++++ Dataset rows

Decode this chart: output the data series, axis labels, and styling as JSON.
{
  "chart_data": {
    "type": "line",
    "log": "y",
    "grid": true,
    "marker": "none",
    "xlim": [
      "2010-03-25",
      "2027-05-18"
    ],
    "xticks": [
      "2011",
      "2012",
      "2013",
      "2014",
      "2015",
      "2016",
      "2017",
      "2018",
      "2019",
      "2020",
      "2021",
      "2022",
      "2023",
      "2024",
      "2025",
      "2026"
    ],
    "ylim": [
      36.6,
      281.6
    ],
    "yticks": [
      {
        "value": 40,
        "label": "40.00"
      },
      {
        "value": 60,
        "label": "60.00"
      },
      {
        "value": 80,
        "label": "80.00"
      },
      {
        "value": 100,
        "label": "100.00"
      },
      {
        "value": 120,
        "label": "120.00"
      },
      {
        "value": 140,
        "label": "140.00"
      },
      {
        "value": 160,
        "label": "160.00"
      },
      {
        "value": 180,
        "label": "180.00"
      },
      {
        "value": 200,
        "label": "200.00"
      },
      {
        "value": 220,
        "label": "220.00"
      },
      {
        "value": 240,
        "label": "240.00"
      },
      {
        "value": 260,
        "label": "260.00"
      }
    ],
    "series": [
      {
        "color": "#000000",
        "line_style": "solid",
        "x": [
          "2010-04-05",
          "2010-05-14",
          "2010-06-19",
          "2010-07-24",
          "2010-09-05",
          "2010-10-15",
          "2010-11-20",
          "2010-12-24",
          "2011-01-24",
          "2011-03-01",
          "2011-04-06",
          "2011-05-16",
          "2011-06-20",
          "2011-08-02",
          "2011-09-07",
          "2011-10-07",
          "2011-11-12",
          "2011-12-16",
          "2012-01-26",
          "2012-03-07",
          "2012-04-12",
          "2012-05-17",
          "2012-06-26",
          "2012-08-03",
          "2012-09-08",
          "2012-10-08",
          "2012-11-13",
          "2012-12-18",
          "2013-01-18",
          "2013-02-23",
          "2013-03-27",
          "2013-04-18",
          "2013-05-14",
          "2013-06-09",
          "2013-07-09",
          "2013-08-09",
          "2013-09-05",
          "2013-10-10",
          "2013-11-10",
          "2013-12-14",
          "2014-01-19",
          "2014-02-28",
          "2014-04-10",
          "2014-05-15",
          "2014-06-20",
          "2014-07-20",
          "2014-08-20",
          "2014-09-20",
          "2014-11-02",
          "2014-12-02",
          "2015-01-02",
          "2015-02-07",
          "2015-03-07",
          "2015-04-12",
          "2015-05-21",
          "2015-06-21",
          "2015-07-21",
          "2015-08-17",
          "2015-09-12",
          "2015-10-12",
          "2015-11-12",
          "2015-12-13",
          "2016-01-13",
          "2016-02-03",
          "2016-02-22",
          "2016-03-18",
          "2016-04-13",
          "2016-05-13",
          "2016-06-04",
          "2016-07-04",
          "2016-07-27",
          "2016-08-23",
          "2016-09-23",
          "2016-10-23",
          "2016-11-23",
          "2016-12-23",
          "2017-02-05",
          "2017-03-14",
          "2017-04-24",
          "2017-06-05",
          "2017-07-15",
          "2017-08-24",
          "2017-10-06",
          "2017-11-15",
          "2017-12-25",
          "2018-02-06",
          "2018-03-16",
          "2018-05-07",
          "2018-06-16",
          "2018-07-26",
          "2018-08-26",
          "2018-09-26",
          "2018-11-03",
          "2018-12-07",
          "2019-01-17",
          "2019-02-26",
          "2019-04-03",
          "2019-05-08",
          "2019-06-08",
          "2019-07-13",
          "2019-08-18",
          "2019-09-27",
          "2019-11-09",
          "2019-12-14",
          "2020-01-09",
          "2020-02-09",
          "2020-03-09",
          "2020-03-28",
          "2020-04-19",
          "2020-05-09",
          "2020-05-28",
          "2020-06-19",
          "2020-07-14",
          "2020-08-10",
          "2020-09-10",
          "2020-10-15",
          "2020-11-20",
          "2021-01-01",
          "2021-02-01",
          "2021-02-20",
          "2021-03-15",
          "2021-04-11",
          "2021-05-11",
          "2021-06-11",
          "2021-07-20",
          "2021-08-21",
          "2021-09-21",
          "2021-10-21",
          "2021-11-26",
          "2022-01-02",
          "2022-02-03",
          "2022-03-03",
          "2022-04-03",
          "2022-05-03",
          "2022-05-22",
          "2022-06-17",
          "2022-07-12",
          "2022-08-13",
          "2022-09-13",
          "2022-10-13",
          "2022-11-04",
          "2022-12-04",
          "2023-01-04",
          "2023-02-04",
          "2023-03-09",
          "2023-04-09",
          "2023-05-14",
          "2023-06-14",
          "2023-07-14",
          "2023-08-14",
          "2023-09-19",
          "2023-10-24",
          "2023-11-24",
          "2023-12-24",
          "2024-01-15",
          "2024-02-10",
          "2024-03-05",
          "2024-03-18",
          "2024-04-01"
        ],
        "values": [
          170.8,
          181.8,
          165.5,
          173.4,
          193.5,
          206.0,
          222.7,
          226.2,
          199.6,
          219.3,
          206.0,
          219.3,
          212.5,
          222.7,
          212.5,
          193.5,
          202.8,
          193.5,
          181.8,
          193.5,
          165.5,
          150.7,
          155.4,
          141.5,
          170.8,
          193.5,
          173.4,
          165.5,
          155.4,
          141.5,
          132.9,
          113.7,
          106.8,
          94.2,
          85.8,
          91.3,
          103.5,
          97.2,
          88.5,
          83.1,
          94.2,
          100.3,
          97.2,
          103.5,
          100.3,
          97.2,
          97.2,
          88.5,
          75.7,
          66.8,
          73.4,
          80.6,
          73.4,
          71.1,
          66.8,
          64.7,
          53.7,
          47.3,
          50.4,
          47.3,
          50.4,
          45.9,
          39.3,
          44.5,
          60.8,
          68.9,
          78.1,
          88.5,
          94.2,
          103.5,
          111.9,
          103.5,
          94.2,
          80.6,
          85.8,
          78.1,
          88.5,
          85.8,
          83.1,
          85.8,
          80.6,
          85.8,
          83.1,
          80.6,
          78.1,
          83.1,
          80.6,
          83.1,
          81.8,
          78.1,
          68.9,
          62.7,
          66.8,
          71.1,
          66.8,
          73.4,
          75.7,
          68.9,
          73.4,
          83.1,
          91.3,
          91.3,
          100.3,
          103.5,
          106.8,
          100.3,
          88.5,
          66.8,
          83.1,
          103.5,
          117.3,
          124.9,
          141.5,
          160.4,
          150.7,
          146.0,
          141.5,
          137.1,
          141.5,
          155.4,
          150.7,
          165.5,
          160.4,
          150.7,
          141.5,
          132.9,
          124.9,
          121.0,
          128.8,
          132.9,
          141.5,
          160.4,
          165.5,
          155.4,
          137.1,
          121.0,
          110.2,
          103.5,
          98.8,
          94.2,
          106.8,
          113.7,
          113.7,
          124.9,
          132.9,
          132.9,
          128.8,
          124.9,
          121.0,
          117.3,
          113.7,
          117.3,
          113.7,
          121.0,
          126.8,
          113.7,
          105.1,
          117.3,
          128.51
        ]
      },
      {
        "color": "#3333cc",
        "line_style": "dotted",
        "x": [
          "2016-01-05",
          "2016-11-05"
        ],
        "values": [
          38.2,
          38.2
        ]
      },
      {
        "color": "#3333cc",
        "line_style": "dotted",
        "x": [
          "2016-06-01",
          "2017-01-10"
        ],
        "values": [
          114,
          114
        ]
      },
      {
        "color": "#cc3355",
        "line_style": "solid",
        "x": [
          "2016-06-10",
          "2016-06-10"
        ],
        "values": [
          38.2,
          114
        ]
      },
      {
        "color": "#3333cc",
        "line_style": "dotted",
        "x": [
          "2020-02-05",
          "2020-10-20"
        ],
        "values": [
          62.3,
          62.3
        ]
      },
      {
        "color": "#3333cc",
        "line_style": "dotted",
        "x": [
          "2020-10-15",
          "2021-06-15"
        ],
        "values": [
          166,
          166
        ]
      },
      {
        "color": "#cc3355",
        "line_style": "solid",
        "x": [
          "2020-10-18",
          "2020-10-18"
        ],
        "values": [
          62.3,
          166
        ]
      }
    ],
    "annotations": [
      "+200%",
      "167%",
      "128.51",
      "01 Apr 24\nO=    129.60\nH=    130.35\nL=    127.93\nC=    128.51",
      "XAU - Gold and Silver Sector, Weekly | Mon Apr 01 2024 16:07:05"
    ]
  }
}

++++++++

== Short exercise ==
Gather each line of the listing that holds the string "series".

== Answer to the exercise ==
Decode this chart: output the data series, axis labels, and styling as JSON.
    "series": [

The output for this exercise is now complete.